Required task: Reproduce the listing without change, from its first line through the line holding "chevron-down-icon: [310, 261, 317, 266]", inclusive.

Dataset records:
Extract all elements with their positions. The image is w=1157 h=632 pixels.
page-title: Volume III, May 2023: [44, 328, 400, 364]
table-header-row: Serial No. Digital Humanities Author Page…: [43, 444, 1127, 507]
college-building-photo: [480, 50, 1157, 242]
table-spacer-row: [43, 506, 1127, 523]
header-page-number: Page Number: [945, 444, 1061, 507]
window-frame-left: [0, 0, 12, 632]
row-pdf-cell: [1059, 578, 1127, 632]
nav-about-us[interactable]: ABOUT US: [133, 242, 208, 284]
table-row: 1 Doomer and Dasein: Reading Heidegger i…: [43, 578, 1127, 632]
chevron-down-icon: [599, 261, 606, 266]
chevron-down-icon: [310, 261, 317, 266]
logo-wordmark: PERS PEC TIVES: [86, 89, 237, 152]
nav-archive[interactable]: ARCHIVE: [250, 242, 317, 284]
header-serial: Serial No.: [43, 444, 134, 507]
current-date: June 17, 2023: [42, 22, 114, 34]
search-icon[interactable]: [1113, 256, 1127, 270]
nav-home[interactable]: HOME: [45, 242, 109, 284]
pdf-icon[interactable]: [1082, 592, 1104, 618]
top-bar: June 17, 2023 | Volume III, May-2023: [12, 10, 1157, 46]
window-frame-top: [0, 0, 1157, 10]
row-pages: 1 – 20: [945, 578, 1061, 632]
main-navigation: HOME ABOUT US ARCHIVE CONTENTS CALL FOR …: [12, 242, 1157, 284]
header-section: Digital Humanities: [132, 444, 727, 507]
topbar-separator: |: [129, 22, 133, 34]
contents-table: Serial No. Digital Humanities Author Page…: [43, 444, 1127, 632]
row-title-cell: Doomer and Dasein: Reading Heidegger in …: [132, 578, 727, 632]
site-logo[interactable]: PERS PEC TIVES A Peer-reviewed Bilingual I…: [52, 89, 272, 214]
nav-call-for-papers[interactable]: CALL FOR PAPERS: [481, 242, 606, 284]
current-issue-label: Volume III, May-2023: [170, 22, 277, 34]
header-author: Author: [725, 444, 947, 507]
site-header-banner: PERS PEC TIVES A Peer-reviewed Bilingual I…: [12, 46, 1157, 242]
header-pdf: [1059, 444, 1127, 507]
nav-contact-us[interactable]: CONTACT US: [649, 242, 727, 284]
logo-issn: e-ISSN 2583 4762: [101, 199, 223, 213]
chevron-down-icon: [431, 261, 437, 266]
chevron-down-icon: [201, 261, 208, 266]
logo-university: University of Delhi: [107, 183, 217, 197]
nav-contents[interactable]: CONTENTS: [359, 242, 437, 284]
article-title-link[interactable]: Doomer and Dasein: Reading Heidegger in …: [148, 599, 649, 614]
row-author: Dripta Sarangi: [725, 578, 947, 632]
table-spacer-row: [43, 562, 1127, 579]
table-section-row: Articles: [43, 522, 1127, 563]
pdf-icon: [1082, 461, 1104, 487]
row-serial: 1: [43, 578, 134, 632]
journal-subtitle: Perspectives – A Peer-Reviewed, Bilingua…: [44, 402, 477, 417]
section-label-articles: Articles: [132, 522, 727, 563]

Exercise solution:
Extract all elements with their positions. The image is w=1157 h=632 pixels.
page-title: Volume III, May 2023: [44, 328, 400, 364]
table-header-row: Serial No. Digital Humanities Author Page…: [43, 444, 1127, 507]
college-building-photo: [480, 50, 1157, 242]
table-spacer-row: [43, 506, 1127, 523]
header-page-number: Page Number: [945, 444, 1061, 507]
window-frame-left: [0, 0, 12, 632]
row-pdf-cell: [1059, 578, 1127, 632]
nav-about-us[interactable]: ABOUT US: [133, 242, 208, 284]
table-row: 1 Doomer and Dasein: Reading Heidegger i…: [43, 578, 1127, 632]
chevron-down-icon: [599, 261, 606, 266]
chevron-down-icon: [310, 261, 317, 266]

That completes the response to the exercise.